[Items from a figure collection]
....
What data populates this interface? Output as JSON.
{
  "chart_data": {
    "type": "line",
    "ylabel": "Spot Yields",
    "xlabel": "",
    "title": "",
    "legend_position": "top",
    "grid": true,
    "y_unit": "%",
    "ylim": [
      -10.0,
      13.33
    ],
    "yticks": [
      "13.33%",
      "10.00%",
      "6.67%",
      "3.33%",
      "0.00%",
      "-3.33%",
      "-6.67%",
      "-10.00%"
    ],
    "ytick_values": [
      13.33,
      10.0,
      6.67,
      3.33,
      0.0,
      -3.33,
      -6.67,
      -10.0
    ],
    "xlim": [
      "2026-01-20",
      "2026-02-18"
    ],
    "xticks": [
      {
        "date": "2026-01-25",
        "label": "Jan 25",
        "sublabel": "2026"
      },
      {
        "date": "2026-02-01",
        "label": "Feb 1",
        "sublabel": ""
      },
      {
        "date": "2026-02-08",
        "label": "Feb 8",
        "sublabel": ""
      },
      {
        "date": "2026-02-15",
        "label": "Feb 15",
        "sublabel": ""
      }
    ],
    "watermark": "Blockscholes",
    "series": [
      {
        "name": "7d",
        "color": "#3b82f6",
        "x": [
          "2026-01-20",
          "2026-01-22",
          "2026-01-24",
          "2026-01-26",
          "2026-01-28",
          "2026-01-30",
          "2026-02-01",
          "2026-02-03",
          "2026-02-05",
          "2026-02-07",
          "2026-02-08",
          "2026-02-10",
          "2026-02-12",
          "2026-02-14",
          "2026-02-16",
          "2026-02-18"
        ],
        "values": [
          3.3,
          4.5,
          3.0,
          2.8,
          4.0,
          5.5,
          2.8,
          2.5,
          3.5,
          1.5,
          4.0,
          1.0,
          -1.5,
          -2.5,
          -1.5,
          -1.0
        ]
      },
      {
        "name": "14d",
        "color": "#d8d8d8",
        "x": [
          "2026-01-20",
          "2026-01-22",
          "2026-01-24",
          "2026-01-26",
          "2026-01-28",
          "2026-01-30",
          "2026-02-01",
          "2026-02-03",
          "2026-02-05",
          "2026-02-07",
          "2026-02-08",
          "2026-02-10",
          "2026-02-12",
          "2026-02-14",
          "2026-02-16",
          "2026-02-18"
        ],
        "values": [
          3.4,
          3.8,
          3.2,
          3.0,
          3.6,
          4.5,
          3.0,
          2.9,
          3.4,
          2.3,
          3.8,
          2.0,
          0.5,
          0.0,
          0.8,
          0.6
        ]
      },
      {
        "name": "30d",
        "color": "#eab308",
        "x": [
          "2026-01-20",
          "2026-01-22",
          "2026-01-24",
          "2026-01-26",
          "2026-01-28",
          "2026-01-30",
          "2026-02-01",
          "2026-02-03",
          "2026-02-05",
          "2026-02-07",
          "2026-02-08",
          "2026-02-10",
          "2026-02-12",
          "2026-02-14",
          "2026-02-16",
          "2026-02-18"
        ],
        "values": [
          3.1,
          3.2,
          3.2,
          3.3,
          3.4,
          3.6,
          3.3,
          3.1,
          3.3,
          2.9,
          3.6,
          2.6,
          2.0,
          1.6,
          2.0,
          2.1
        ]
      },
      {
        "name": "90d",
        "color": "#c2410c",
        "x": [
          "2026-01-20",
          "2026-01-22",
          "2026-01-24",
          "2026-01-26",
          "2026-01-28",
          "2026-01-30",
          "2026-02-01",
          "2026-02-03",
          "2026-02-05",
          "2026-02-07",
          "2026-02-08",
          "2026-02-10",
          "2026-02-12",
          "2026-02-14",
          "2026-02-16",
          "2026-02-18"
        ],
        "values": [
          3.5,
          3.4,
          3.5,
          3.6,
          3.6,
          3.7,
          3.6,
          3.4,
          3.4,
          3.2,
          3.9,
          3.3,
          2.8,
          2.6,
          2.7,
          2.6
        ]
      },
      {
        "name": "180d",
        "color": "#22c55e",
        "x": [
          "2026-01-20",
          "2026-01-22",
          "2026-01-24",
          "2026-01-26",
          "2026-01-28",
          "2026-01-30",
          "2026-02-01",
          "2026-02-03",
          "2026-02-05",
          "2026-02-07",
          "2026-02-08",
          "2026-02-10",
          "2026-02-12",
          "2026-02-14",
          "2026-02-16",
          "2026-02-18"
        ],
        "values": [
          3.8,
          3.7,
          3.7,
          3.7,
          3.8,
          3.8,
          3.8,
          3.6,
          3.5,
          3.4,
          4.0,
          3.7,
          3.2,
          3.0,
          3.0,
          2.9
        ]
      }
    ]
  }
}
....
(Goal)
Gather all the lines that include the word "name" and copy them out.

(Complete answer)
        "name": "7d",
        "name": "14d",
        "name": "30d",
        "name": "90d",
        "name": "180d",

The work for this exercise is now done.